# EXERCISE TASK
Across the entries, how many lines have the string "المعرفة" in them? Reply with only a number.

# INPUT DATA
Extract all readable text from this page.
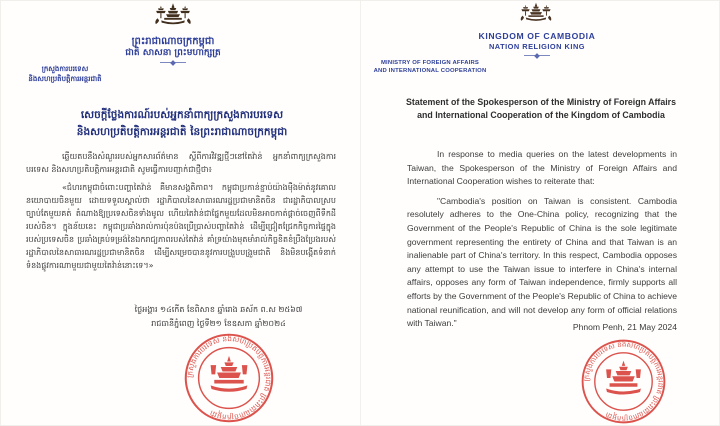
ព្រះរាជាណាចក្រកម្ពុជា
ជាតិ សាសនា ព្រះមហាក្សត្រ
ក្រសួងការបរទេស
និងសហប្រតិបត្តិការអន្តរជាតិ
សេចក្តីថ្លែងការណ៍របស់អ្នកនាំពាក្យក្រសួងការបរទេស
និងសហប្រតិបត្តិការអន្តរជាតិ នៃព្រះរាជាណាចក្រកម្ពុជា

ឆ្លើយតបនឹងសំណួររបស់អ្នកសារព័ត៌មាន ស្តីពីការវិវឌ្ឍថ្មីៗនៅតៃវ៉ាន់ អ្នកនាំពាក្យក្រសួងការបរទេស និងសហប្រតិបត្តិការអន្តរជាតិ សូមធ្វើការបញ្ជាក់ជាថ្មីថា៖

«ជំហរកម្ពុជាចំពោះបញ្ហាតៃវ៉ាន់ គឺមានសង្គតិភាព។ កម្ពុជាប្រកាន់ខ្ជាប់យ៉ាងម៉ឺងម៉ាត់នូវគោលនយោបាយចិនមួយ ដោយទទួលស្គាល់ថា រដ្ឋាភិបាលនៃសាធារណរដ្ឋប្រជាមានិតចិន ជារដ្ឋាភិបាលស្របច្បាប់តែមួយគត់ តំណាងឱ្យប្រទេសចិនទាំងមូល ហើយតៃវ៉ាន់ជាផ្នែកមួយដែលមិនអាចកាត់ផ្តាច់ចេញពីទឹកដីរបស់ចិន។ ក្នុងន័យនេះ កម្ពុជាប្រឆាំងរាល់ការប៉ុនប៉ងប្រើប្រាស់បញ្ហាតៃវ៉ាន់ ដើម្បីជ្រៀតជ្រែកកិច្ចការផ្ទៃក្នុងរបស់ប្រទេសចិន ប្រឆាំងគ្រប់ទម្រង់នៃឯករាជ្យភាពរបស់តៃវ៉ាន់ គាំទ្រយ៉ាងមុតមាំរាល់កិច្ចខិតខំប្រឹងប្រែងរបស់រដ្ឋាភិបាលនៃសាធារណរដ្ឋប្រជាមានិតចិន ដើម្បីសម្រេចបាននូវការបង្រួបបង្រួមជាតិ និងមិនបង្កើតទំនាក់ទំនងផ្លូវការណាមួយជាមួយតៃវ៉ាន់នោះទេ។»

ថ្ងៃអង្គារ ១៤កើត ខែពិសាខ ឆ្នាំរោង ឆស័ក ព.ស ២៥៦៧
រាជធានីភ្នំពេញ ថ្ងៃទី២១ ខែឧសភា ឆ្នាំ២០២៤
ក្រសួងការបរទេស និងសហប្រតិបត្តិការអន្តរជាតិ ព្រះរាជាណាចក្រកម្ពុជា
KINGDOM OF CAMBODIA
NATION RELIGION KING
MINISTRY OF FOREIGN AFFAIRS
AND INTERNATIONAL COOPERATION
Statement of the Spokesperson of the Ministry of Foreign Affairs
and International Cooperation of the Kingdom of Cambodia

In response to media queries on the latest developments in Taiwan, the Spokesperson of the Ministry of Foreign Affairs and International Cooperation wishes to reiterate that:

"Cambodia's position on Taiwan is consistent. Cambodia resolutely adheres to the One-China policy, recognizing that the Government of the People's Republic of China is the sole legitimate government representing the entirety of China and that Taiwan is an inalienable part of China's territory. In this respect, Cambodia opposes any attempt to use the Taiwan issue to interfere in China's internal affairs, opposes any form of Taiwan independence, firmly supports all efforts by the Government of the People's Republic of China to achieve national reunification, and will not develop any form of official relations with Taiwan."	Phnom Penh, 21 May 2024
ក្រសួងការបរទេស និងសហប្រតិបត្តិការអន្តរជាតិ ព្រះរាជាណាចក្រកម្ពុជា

* * *

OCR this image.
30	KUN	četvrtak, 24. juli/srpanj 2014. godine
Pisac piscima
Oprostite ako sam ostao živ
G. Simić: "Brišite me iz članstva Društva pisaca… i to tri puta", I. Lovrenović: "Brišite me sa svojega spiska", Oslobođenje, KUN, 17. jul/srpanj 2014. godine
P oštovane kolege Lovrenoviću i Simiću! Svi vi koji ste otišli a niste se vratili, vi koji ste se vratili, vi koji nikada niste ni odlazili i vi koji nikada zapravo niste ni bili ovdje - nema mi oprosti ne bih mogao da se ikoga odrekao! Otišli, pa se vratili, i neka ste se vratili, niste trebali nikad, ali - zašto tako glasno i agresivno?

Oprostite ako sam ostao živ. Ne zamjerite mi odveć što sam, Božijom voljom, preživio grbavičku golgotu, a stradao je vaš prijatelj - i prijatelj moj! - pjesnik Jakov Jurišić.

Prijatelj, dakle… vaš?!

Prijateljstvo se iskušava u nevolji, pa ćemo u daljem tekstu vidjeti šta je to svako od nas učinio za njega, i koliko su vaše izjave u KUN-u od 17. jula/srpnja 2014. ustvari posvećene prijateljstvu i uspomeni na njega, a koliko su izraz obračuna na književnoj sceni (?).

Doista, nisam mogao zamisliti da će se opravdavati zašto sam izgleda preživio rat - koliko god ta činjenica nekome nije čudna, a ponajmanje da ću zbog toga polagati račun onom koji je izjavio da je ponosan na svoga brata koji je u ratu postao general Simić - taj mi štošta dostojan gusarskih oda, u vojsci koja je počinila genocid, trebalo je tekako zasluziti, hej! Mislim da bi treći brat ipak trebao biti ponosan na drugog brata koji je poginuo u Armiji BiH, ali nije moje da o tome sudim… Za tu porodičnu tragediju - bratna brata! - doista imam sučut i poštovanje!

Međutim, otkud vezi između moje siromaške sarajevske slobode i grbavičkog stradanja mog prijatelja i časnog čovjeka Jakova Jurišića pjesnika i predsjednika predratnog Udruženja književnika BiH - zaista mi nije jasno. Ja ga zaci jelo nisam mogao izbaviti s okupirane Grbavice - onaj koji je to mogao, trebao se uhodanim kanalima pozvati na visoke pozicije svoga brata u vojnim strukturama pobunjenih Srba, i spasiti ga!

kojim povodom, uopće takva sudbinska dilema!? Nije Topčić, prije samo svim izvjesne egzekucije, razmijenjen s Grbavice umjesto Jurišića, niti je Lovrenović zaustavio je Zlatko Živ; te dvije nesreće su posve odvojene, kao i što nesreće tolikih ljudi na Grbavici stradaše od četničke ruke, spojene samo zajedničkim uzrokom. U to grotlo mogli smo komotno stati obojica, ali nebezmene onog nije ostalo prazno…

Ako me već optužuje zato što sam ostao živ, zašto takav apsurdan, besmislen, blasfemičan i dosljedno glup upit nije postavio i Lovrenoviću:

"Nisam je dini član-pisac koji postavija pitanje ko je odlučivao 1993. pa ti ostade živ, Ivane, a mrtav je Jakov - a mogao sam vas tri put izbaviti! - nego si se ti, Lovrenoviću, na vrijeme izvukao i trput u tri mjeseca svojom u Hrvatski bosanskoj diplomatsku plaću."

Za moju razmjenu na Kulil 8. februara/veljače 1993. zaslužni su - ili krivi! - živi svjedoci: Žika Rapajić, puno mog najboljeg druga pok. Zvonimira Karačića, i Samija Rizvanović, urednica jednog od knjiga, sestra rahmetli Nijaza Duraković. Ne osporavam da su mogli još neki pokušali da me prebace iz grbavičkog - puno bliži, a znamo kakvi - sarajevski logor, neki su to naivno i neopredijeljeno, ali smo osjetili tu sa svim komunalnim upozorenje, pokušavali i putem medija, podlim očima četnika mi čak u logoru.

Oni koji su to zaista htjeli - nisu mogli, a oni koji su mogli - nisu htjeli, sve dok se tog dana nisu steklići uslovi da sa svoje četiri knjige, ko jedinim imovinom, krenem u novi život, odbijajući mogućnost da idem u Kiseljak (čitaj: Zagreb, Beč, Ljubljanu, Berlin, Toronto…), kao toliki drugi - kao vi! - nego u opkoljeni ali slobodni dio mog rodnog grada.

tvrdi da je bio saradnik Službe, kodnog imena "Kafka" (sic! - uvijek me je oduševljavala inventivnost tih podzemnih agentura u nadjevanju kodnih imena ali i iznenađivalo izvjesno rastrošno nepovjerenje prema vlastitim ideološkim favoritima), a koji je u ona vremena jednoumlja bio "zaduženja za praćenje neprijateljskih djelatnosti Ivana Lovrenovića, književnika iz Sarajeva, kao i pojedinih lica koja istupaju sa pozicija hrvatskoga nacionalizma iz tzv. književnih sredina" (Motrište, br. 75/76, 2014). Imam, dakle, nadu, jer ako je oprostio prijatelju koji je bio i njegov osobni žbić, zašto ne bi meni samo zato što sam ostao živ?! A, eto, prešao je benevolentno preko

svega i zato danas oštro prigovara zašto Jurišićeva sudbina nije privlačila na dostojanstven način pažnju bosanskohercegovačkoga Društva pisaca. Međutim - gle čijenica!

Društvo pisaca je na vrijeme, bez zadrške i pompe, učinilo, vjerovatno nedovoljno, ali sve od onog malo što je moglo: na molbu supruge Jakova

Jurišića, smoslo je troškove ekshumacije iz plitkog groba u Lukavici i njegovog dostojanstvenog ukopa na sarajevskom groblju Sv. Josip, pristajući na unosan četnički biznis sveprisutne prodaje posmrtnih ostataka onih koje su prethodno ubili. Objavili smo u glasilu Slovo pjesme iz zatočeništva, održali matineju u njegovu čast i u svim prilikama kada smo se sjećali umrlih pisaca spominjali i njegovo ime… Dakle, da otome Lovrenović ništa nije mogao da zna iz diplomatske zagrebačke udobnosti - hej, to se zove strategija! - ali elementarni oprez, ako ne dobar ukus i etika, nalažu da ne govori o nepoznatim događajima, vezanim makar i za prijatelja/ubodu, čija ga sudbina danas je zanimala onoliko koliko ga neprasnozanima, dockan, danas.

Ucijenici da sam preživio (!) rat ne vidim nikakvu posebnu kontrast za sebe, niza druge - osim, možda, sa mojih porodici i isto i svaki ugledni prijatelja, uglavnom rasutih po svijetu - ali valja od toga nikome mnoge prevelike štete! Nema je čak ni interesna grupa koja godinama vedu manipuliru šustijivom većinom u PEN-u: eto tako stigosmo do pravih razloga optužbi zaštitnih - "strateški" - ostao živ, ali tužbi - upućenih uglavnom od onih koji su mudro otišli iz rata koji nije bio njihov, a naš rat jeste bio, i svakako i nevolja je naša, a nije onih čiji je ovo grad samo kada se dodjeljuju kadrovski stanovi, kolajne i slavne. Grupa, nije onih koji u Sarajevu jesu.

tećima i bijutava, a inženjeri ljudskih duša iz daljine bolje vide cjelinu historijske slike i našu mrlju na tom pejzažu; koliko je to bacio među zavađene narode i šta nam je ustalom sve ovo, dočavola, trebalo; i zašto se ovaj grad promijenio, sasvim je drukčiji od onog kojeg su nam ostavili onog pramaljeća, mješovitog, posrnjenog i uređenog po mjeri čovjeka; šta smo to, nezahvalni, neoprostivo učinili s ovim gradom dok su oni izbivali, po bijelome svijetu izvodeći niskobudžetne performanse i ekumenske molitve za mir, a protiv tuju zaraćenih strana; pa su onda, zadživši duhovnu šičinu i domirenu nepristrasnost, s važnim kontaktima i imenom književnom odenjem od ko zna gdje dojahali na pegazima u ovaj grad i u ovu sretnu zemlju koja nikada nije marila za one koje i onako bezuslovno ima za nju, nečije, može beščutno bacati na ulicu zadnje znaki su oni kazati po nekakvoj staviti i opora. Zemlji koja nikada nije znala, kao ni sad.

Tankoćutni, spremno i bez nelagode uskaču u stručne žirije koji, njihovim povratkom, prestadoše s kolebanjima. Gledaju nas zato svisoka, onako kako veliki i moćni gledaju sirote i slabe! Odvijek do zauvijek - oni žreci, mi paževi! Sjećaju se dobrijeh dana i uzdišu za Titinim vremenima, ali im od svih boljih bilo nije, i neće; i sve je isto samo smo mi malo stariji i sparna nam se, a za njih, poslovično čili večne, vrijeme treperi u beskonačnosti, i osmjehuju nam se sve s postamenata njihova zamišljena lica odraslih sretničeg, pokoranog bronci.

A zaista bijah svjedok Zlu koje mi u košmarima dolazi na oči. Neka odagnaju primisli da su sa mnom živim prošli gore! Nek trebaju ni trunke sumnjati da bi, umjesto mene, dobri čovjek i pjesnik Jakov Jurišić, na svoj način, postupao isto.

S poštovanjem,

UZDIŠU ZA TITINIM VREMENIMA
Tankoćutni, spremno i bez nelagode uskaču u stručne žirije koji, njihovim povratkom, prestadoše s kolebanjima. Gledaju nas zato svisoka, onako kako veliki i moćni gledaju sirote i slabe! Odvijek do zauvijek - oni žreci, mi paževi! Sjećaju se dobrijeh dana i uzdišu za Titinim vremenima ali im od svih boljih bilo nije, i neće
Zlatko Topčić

...

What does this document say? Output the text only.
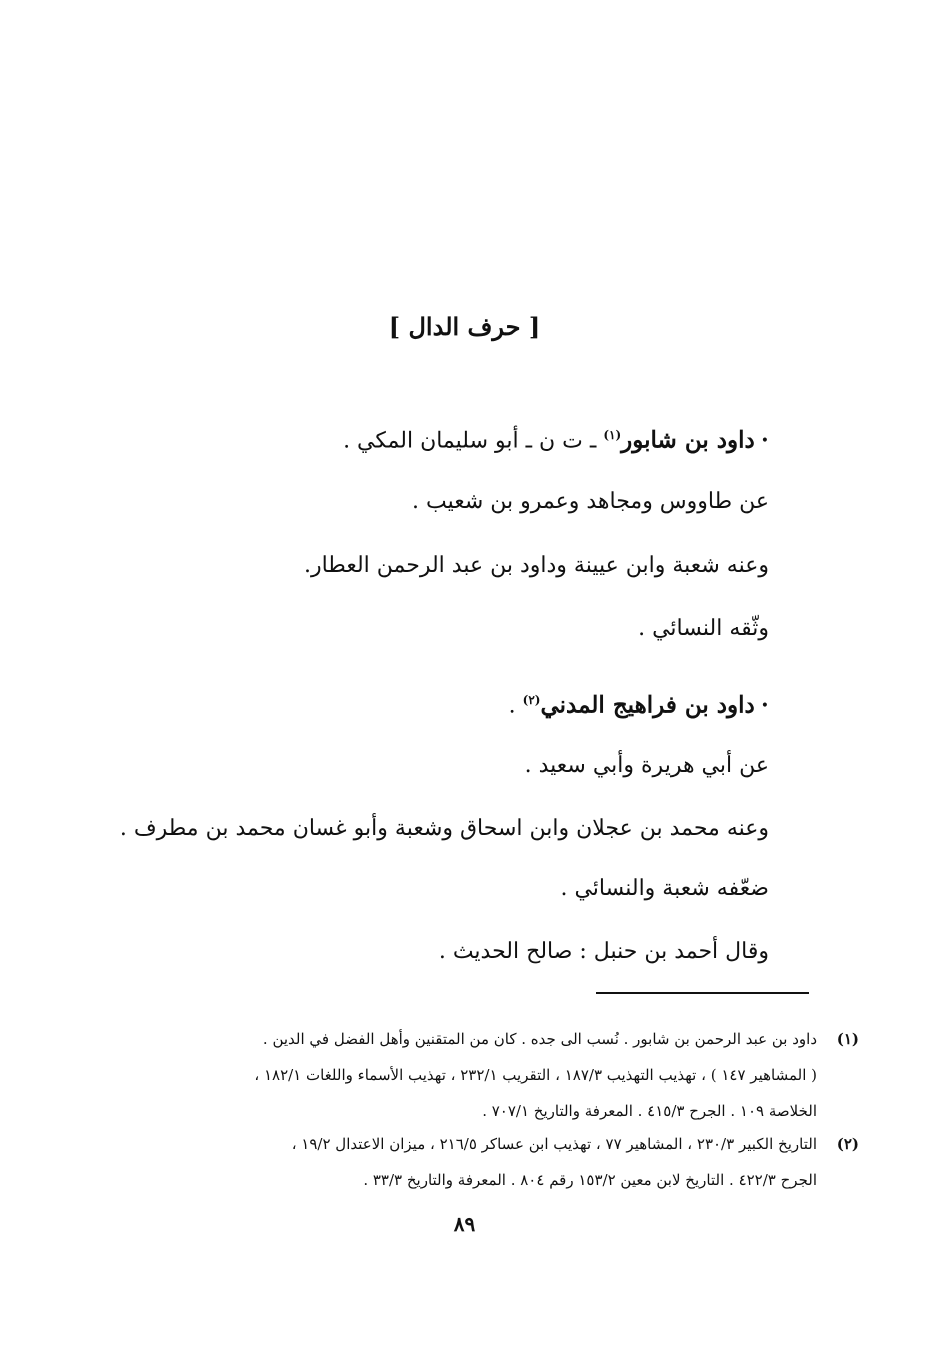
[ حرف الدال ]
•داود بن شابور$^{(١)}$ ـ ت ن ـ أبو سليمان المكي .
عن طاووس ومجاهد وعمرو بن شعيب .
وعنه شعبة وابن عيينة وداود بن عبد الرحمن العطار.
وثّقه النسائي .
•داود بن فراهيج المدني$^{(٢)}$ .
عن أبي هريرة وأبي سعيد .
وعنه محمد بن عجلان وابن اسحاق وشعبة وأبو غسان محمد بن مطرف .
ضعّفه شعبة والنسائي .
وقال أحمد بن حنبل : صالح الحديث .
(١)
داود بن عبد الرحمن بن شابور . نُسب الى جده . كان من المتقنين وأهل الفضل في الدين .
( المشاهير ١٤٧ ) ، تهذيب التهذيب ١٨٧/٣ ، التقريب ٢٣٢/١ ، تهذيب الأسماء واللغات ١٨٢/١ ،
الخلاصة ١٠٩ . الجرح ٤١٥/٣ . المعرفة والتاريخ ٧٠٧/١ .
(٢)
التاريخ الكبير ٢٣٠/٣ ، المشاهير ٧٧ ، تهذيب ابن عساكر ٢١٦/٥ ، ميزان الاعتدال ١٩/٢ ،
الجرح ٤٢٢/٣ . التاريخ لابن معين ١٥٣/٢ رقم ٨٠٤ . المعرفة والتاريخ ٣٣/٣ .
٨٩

# THE REPLY
2